# EXERCISE OBJECTIVE
Scan the lines below for the string "ٹاؤن" and copy every one that has it.

## BEGIN MATERIAL FOR THE TASK

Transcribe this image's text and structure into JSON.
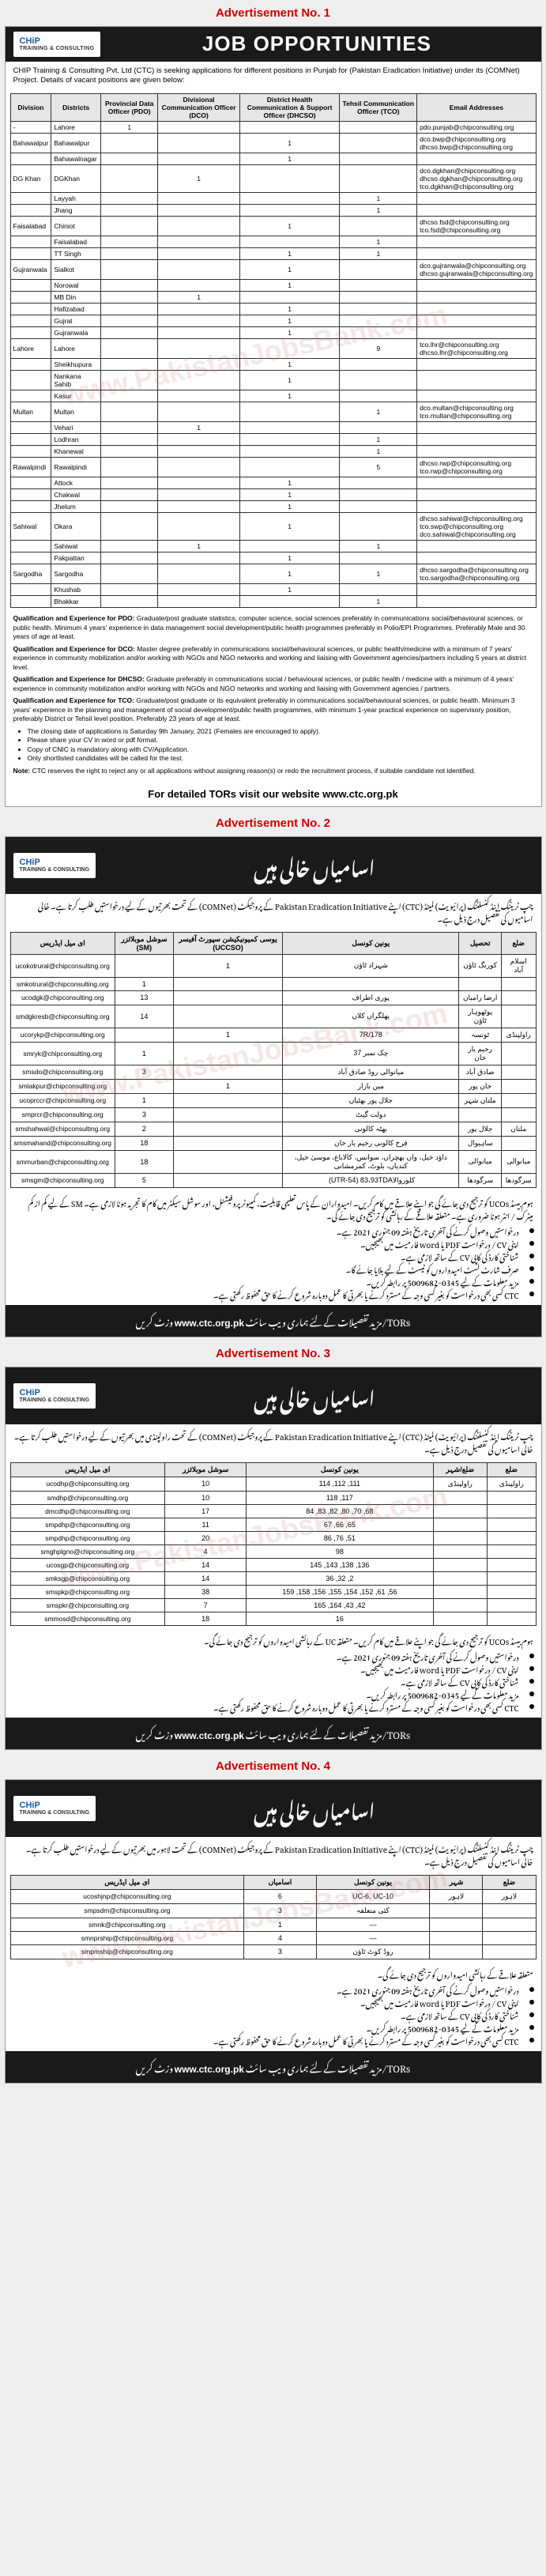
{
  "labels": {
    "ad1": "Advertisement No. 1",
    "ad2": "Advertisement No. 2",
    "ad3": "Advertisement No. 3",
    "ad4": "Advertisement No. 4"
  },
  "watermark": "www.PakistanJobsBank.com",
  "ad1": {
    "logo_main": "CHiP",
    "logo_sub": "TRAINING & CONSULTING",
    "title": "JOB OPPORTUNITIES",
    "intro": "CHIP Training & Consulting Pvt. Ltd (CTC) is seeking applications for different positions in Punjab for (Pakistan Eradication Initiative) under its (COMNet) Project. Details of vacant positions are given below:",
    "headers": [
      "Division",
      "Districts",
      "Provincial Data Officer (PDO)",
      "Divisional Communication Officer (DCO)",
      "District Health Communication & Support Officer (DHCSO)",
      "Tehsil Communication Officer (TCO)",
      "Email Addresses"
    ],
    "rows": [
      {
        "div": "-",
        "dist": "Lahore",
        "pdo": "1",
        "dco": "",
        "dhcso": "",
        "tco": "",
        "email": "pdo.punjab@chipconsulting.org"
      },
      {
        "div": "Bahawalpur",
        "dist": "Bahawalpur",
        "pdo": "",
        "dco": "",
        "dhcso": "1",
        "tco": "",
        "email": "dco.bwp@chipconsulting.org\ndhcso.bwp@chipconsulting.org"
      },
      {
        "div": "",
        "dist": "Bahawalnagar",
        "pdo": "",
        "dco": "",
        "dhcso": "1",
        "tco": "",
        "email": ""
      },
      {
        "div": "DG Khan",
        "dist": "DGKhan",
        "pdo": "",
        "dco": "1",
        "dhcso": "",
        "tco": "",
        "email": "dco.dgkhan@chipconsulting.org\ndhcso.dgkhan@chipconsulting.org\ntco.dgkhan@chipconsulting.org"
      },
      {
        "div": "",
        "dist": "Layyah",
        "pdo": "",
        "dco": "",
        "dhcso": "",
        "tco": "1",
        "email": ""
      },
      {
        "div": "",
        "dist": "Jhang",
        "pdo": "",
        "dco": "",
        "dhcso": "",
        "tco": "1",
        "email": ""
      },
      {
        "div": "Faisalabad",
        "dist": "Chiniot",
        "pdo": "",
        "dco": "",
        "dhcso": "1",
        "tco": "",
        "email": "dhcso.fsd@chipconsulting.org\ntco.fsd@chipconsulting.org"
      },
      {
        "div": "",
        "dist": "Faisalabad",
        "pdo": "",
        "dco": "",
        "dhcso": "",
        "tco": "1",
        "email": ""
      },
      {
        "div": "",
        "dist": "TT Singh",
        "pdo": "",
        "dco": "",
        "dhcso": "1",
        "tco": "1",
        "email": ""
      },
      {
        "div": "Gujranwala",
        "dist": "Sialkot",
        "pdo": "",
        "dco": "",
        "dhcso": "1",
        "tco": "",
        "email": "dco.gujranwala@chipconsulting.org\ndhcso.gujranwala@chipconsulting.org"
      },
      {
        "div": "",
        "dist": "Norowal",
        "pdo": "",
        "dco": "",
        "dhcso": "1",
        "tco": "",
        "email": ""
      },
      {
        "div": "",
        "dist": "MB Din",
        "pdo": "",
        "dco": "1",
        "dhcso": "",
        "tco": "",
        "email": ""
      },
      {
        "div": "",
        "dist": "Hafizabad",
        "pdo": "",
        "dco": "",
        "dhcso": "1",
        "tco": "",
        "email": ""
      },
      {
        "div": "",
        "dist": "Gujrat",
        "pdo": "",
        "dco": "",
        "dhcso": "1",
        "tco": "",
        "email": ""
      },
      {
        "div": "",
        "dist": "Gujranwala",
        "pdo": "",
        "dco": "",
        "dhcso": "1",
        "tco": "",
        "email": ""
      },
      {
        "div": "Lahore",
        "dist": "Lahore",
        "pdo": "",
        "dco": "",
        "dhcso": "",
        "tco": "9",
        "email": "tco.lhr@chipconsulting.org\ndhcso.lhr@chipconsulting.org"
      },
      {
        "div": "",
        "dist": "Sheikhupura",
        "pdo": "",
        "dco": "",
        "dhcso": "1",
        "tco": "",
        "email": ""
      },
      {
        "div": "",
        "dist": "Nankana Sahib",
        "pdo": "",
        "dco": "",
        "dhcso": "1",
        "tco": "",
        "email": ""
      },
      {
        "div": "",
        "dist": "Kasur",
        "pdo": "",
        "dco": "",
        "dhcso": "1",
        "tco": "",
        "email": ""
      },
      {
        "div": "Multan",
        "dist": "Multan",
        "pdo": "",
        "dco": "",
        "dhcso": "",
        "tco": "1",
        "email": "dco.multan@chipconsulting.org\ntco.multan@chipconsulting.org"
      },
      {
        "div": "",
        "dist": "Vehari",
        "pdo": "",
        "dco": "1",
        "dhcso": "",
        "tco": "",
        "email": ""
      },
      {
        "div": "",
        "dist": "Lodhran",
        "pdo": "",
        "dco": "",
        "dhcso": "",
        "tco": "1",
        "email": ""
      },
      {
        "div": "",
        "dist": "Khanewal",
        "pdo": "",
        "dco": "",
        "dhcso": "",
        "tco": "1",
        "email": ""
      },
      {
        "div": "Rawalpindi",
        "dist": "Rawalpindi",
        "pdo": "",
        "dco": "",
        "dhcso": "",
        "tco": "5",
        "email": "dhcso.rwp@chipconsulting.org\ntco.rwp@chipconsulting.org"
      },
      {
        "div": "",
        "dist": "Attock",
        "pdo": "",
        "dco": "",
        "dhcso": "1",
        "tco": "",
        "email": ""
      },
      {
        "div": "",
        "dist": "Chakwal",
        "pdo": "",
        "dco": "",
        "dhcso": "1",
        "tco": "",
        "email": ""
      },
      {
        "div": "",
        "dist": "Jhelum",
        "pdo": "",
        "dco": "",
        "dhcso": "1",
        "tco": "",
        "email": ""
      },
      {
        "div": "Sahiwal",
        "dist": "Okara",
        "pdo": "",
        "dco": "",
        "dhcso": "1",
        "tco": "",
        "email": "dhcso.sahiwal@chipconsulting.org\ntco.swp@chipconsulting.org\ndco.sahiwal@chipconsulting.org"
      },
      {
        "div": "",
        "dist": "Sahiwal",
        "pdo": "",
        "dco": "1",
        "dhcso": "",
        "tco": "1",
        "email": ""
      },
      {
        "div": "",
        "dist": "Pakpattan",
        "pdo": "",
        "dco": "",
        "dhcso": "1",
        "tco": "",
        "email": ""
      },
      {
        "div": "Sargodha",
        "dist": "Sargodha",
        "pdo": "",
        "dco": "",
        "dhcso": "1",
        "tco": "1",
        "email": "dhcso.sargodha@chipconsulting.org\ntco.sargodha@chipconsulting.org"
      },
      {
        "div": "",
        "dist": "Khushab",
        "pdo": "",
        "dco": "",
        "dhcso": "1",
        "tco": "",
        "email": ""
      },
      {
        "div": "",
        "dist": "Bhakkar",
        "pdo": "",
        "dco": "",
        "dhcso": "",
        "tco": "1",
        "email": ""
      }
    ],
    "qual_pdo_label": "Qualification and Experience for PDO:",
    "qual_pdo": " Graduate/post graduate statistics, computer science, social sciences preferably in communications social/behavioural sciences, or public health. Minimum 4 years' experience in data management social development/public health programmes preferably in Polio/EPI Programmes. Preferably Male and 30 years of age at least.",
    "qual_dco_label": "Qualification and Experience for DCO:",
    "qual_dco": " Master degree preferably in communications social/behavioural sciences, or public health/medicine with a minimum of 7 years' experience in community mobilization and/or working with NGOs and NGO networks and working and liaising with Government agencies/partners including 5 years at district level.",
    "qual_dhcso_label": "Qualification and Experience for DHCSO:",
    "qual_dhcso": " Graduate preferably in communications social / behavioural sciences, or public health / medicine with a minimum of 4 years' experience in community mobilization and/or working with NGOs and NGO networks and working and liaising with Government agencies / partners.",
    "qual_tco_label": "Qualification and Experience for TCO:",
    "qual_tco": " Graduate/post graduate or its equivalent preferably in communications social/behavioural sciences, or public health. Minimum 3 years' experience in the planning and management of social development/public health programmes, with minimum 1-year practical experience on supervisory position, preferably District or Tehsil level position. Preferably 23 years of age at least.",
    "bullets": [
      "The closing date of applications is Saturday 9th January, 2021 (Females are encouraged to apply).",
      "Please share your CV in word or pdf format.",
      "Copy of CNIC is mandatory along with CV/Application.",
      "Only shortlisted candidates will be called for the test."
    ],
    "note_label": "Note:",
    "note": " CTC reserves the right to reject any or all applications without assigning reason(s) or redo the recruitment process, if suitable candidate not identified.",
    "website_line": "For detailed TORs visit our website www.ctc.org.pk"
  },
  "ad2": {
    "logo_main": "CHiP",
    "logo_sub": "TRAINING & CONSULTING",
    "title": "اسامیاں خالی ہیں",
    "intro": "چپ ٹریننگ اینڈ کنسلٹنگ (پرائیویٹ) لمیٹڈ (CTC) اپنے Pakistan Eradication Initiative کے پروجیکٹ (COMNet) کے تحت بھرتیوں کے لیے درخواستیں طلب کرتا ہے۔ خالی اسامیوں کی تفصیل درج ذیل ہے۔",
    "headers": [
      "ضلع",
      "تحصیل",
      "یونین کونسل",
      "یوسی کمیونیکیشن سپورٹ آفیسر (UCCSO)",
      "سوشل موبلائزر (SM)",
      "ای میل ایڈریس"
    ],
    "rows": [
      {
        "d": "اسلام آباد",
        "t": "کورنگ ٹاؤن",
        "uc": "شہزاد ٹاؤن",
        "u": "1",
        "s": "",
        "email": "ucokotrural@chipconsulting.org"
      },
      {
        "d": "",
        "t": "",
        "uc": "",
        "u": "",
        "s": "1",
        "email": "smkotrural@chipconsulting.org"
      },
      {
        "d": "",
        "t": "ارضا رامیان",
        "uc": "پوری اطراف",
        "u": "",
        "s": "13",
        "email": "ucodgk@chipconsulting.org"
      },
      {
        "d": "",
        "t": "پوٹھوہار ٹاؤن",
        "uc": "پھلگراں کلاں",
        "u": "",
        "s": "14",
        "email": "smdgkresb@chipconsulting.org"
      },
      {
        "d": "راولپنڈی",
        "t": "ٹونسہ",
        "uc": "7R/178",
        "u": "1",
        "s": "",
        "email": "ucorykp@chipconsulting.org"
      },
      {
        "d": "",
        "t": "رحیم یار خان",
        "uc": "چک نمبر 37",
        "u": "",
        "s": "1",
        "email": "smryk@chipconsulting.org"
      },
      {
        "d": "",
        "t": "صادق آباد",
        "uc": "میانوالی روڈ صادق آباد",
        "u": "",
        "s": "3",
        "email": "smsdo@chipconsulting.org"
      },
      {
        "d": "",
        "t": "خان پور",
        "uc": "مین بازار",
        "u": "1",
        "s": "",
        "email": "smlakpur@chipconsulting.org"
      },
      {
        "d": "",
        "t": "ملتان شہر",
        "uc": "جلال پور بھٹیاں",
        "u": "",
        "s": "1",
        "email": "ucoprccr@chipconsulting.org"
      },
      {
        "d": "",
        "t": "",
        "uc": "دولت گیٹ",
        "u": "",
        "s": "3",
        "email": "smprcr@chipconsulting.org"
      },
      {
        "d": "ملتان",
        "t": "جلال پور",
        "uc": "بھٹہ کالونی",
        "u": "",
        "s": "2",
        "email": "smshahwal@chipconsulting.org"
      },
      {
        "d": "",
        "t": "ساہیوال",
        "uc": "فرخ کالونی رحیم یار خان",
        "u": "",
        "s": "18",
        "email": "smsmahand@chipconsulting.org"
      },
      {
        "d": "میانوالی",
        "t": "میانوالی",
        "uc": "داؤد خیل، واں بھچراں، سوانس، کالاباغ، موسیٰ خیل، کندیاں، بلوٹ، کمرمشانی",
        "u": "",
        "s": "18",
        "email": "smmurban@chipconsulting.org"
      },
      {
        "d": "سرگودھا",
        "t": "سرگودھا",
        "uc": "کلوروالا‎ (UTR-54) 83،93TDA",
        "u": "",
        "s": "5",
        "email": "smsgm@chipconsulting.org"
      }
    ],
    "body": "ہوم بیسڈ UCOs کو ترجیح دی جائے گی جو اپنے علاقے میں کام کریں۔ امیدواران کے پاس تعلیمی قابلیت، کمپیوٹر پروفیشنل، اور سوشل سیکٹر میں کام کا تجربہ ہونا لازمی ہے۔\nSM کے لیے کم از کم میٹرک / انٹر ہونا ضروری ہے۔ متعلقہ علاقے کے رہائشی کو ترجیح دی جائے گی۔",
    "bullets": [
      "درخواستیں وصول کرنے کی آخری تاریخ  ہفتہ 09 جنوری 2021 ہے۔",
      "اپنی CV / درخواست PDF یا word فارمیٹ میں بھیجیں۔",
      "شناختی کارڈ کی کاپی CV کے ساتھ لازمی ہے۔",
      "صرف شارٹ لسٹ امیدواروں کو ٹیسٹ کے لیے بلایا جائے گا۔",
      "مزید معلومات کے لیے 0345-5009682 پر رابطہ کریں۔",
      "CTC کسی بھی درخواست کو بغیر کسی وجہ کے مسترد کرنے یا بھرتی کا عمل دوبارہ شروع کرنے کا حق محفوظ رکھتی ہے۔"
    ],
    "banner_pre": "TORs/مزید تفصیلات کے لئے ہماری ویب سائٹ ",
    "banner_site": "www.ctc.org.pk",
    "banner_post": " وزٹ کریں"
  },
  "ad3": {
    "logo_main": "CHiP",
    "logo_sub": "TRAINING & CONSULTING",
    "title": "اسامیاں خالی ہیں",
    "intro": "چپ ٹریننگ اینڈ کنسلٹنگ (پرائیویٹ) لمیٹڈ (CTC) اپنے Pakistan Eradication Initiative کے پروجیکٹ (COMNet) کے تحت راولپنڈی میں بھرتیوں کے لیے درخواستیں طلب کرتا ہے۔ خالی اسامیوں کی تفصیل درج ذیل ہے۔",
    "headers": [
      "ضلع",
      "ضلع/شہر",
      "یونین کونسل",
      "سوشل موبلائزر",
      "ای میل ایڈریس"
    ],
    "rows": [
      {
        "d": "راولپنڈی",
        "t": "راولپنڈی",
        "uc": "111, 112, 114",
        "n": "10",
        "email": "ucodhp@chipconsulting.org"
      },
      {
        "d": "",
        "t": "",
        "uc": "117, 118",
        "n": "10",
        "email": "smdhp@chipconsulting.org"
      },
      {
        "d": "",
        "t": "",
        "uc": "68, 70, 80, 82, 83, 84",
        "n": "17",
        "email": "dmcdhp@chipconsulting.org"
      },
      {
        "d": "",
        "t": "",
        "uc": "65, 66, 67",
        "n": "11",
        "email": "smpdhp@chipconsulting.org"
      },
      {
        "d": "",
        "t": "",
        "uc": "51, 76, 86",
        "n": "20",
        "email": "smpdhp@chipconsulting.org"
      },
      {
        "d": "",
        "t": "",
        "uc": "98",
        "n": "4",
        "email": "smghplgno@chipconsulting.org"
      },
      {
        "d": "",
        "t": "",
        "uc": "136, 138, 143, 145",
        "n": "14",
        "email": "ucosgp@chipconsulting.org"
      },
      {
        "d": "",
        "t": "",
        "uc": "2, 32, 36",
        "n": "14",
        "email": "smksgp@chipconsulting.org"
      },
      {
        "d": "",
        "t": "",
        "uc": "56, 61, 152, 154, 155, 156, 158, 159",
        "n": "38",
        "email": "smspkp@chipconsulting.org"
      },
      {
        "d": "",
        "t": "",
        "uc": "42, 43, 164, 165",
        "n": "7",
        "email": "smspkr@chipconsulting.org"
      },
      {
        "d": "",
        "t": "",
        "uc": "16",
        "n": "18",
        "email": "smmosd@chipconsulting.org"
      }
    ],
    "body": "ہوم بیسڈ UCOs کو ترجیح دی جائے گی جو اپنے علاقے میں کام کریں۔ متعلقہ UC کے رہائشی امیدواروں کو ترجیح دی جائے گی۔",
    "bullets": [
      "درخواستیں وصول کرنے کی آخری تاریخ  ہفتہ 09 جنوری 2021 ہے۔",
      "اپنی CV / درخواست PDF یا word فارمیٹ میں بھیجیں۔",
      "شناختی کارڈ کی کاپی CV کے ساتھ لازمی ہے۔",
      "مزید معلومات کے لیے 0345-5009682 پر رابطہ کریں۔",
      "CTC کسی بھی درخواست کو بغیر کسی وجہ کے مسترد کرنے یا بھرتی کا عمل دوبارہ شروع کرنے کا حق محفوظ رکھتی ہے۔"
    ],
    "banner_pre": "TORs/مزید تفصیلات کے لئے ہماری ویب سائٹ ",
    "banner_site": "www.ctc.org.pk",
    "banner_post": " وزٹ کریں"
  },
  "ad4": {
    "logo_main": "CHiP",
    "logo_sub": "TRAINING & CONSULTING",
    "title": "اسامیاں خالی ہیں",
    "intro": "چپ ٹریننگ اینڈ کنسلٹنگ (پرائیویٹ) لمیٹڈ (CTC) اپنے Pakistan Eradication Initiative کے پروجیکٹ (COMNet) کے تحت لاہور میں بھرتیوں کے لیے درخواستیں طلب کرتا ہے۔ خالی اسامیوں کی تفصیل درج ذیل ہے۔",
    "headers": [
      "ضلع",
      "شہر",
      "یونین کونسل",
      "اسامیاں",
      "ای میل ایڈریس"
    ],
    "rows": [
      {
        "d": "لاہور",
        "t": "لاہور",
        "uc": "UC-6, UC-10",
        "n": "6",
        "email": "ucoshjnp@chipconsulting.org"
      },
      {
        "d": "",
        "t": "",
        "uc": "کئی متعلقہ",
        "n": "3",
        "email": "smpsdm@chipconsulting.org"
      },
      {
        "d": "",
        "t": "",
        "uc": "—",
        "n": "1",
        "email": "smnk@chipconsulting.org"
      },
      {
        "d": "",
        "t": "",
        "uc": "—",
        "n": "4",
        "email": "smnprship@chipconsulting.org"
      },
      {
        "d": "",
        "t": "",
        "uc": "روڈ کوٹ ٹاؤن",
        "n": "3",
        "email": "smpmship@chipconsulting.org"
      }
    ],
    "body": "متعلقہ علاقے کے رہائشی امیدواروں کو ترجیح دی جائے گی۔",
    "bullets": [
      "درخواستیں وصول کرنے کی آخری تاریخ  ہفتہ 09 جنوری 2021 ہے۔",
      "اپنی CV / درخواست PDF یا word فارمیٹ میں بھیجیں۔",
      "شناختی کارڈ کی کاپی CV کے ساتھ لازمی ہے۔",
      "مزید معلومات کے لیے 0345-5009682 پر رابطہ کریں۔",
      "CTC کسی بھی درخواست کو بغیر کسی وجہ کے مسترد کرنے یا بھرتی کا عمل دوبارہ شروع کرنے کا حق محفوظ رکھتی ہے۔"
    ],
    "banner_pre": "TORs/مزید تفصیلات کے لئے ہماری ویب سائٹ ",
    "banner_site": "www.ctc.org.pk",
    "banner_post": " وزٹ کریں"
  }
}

## END MATERIAL FOR THE TASK

# REPLY
        "t": "کورنگ ٹاؤن",
        "uc": "شہزاد ٹاؤن",
        "t": "پوٹھوہار ٹاؤن",
        "uc": "روڈ کوٹ ٹاؤن",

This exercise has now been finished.